GIVEN REQUEST ::
Give the count of lines in the data that include the string "Ctrl", with no added remarks.

INPUT ::
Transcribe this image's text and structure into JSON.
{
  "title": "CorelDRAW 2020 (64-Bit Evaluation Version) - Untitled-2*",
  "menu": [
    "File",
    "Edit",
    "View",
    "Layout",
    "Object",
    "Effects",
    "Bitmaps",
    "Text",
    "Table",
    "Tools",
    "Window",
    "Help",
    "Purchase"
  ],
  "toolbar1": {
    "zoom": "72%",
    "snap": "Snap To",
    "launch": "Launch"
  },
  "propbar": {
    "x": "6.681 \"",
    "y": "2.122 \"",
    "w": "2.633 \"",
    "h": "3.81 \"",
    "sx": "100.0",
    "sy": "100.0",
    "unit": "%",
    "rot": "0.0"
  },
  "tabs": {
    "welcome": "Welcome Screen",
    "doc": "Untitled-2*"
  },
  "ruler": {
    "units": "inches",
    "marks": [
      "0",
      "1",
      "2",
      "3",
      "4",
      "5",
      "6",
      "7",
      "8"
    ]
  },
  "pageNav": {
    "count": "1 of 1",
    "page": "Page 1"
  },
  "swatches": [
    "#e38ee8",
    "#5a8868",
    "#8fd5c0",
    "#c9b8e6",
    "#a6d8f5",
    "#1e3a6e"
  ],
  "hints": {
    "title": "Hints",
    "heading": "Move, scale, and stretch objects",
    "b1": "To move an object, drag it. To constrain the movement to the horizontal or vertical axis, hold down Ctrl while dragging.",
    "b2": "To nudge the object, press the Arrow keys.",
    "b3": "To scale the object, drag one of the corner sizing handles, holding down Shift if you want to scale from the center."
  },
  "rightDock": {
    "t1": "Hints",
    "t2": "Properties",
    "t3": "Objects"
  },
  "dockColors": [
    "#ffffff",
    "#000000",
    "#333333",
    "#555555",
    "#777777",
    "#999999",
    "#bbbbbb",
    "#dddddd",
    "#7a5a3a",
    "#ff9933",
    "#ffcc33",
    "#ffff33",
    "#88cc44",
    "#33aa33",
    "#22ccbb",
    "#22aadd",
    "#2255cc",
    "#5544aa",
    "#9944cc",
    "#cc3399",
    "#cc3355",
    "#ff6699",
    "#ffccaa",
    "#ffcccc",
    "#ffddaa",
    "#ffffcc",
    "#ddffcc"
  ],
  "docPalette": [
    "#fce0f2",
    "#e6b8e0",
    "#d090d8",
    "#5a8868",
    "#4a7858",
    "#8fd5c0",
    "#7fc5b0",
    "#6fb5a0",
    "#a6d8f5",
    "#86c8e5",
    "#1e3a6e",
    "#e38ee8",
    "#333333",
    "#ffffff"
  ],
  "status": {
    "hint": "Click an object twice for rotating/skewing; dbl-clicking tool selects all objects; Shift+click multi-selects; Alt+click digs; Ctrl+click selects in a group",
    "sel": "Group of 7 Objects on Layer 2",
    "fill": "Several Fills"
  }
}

SOLUTION FOR THIS PROBLEM ::
2